* [Written request]:
Quote all lines below exactly. Images stay out.

Items from a dataset:

______

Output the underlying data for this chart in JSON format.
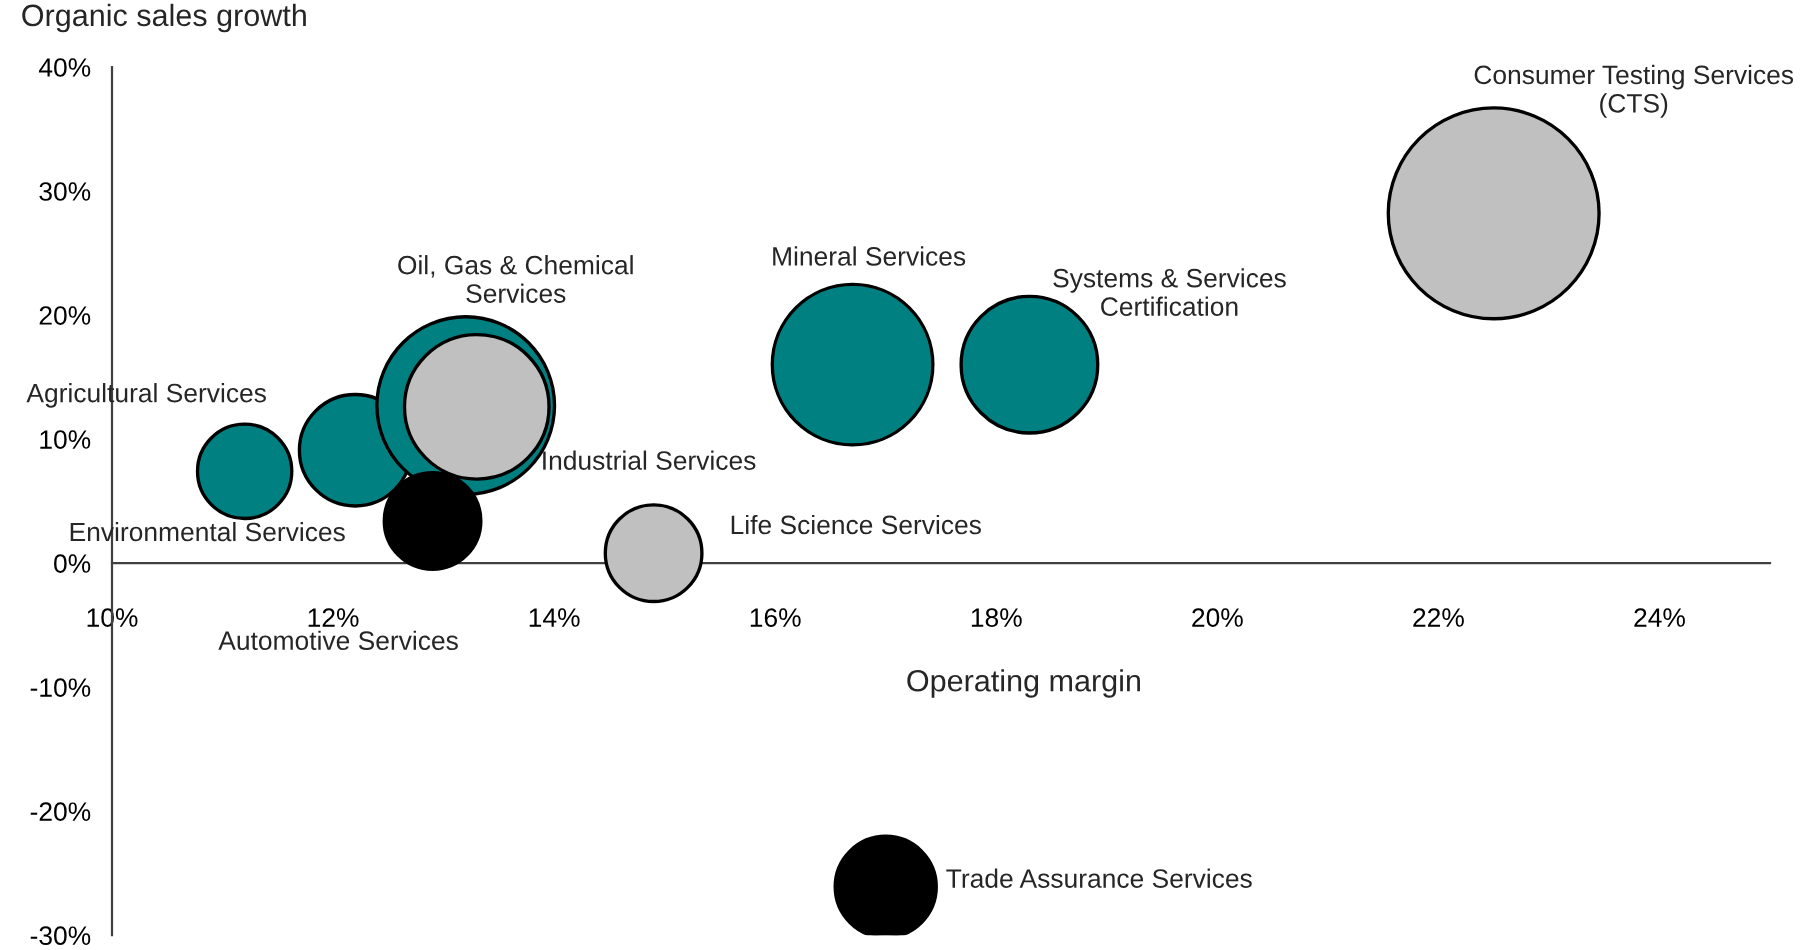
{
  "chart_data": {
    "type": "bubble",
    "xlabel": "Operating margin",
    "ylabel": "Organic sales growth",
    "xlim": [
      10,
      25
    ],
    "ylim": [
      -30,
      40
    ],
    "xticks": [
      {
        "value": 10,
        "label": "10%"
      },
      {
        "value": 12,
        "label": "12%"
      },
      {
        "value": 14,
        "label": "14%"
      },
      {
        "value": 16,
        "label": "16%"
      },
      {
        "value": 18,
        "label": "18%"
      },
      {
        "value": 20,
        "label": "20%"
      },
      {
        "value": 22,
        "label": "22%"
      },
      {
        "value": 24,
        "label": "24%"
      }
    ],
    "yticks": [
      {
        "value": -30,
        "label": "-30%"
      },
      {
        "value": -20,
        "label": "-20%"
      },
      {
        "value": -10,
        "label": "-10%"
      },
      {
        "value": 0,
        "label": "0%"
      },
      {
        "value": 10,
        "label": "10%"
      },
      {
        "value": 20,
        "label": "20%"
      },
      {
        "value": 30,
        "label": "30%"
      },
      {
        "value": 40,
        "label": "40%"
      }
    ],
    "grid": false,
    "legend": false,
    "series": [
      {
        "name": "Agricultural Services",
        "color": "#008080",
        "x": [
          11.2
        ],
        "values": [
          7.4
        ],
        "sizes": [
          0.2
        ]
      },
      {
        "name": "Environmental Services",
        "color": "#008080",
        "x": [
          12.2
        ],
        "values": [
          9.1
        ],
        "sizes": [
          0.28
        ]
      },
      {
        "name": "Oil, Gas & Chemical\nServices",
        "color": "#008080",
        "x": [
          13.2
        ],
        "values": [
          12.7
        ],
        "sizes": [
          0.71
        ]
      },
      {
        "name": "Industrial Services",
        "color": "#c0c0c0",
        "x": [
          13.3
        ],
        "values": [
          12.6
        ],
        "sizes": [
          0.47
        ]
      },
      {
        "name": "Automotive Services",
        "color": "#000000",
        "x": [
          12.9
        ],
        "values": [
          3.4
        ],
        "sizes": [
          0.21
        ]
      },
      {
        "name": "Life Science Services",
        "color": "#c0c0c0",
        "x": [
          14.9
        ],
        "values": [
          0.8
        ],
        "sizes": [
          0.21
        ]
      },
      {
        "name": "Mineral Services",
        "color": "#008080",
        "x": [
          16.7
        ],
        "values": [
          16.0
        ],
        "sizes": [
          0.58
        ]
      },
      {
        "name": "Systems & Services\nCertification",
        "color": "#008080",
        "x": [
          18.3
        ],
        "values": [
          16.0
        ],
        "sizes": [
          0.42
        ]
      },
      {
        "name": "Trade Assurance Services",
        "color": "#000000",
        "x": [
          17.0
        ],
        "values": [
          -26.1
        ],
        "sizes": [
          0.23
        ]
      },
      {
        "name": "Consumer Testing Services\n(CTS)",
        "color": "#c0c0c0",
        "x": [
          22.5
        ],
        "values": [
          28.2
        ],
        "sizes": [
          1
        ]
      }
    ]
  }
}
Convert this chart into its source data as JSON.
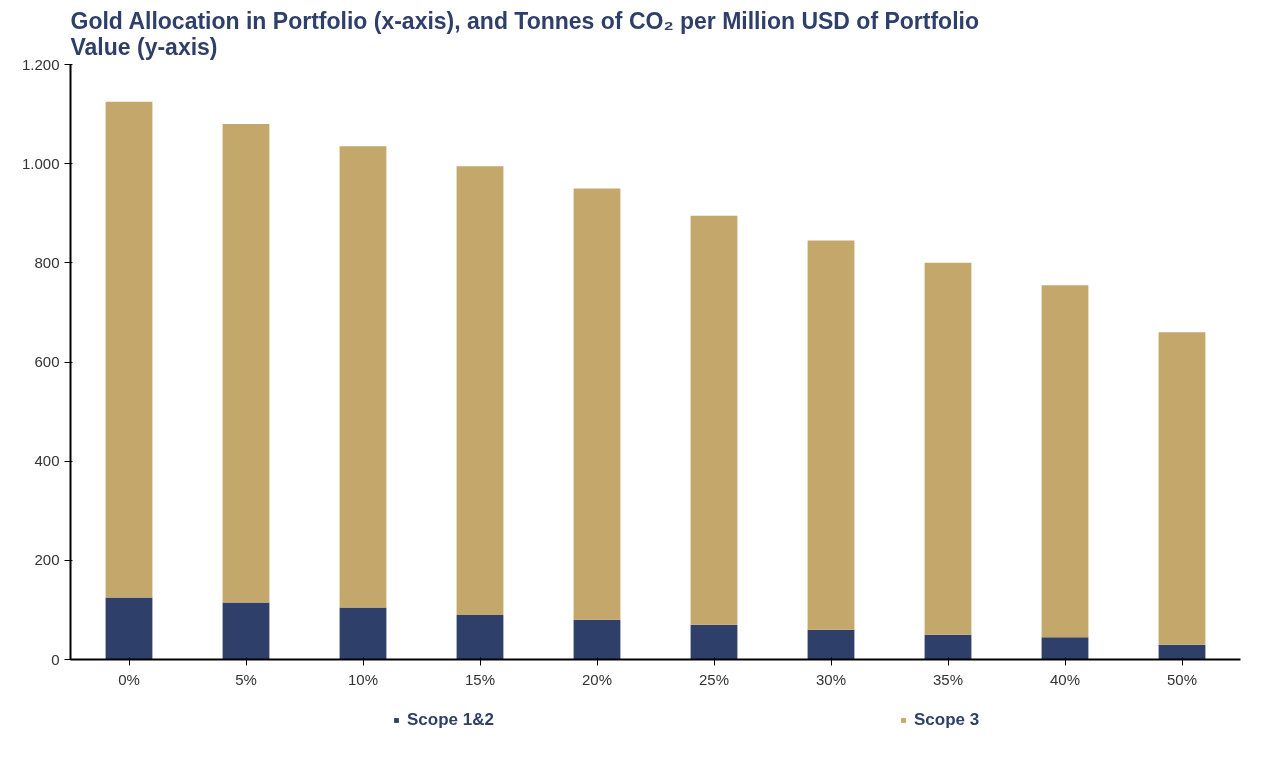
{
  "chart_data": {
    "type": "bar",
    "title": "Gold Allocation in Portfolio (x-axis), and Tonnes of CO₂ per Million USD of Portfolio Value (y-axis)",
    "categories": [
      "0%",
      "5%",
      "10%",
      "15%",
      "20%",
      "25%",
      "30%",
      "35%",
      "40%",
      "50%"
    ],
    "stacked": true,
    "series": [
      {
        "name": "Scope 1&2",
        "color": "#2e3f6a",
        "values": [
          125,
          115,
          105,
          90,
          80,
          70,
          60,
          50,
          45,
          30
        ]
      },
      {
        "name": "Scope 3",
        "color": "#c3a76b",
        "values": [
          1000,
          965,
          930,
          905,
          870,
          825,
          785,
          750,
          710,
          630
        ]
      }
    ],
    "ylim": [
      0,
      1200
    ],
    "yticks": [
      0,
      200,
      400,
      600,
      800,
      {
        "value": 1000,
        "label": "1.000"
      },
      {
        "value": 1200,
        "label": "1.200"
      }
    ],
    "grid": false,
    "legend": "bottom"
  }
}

______

* [Task solution]:
Output the underlying data for this chart in JSON format.
{
  "chart_data": {
    "type": "bubble",
    "xlabel": "Operating margin",
    "ylabel": "Organic sales growth",
    "xlim": [
      10,
      25
    ],
    "ylim": [
      -30,
      40
    ],
    "xticks": [
      {
        "value": 10,
        "label": "10%"
      },
      {
        "value": 12,
        "label": "12%"
      },
      {
        "value": 14,
        "label": "14%"
      },
      {
        "value": 16,
        "label": "16%"
      },
      {
        "value": 18,
        "label": "18%"
      },
      {
        "value": 20,
        "label": "20%"
      },
      {
        "value": 22,
        "label": "22%"
      },
      {
        "value": 24,
        "label": "24%"
      }
    ],
    "yticks": [
      {
        "value": -30,
        "label": "-30%"
      },
      {
        "value": -20,
        "label": "-20%"
      },
      {
        "value": -10,
        "label": "-10%"
      },
      {
        "value": 0,
        "label": "0%"
      },
      {
        "value": 10,
        "label": "10%"
      },
      {
        "value": 20,
        "label": "20%"
      },
      {
        "value": 30,
        "label": "30%"
      },
      {
        "value": 40,
        "label": "40%"
      }
    ],
    "grid": false,
    "legend": false,
    "series": [
      {
        "name": "Agricultural Services",
        "color": "#008080",
        "x": [
          11.2
        ],
        "values": [
          7.4
        ],
        "sizes": [
          0.2
        ]
      },
      {
        "name": "Environmental Services",
        "color": "#008080",
        "x": [
          12.2
        ],
        "values": [
          9.1
        ],
        "sizes": [
          0.28
        ]
      },
      {
        "name": "Oil, Gas & Chemical\nServices",
        "color": "#008080",
        "x": [
          13.2
        ],
        "values": [
          12.7
        ],
        "sizes": [
          0.71
        ]
      },
      {
        "name": "Industrial Services",
        "color": "#c0c0c0",
        "x": [
          13.3
        ],
        "values": [
          12.6
        ],
        "sizes": [
          0.47
        ]
      },
      {
        "name": "Automotive Services",
        "color": "#000000",
        "x": [
          12.9
        ],
        "values": [
          3.4
        ],
        "sizes": [
          0.21
        ]
      },
      {
        "name": "Life Science Services",
        "color": "#c0c0c0",
        "x": [
          14.9
        ],
        "values": [
          0.8
        ],
        "sizes": [
          0.21
        ]
      },
      {
        "name": "Mineral Services",
        "color": "#008080",
        "x": [
          16.7
        ],
        "values": [
          16.0
        ],
        "sizes": [
          0.58
        ]
      },
      {
        "name": "Systems & Services\nCertification",
        "color": "#008080",
        "x": [
          18.3
        ],
        "values": [
          16.0
        ],
        "sizes": [
          0.42
        ]
      },
      {
        "name": "Trade Assurance Services",
        "color": "#000000",
        "x": [
          17.0
        ],
        "values": [
          -26.1
        ],
        "sizes": [
          0.23
        ]
      },
      {
        "name": "Consumer Testing Services\n(CTS)",
        "color": "#c0c0c0",
        "x": [
          22.5
        ],
        "values": [
          28.2
        ],
        "sizes": [
          1
        ]
      }
    ]
  }
}
Convert this chart into its source data as JSON.
{
  "chart_data": {
    "type": "bar",
    "title": "Gold Allocation in Portfolio (x-axis), and Tonnes of CO₂ per Million USD of Portfolio Value (y-axis)",
    "categories": [
      "0%",
      "5%",
      "10%",
      "15%",
      "20%",
      "25%",
      "30%",
      "35%",
      "40%",
      "50%"
    ],
    "stacked": true,
    "series": [
      {
        "name": "Scope 1&2",
        "color": "#2e3f6a",
        "values": [
          125,
          115,
          105,
          90,
          80,
          70,
          60,
          50,
          45,
          30
        ]
      },
      {
        "name": "Scope 3",
        "color": "#c3a76b",
        "values": [
          1000,
          965,
          930,
          905,
          870,
          825,
          785,
          750,
          710,
          630
        ]
      }
    ],
    "ylim": [
      0,
      1200
    ],
    "yticks": [
      0,
      200,
      400,
      600,
      800,
      {
        "value": 1000,
        "label": "1.000"
      },
      {
        "value": 1200,
        "label": "1.200"
      }
    ],
    "grid": false,
    "legend": "bottom"
  }
}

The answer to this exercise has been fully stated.